Your goal: The data below is to be repeated in full, exactly as shown.
====== Provided records ======
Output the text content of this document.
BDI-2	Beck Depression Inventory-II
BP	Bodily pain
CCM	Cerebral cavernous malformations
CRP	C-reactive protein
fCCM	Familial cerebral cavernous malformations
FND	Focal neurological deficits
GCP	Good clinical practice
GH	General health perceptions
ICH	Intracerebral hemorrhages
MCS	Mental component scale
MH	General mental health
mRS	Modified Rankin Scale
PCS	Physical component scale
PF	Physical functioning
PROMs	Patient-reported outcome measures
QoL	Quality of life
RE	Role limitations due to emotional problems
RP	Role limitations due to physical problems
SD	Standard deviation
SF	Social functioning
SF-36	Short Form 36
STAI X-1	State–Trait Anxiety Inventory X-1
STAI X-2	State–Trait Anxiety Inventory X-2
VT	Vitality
======
Result:
Output the text content of this document.
BDI-2	Beck Depression Inventory-II
BP	Bodily pain
CCM	Cerebral cavernous malformations
CRP	C-reactive protein
fCCM	Familial cerebral cavernous malformations
FND	Focal neurological deficits
GCP	Good clinical practice
GH	General health perceptions
ICH	Intracerebral hemorrhages
MCS	Mental component scale
MH	General mental health
mRS	Modified Rankin Scale
PCS	Physical component scale
PF	Physical functioning
PROMs	Patient-reported outcome measures
QoL	Quality of life
RE	Role limitations due to emotional problems
RP	Role limitations due to physical problems
SD	Standard deviation
SF	Social functioning
SF-36	Short Form 36
STAI X-1	State–Trait Anxiety Inventory X-1
STAI X-2	State–Trait Anxiety Inventory X-2
VT	Vitality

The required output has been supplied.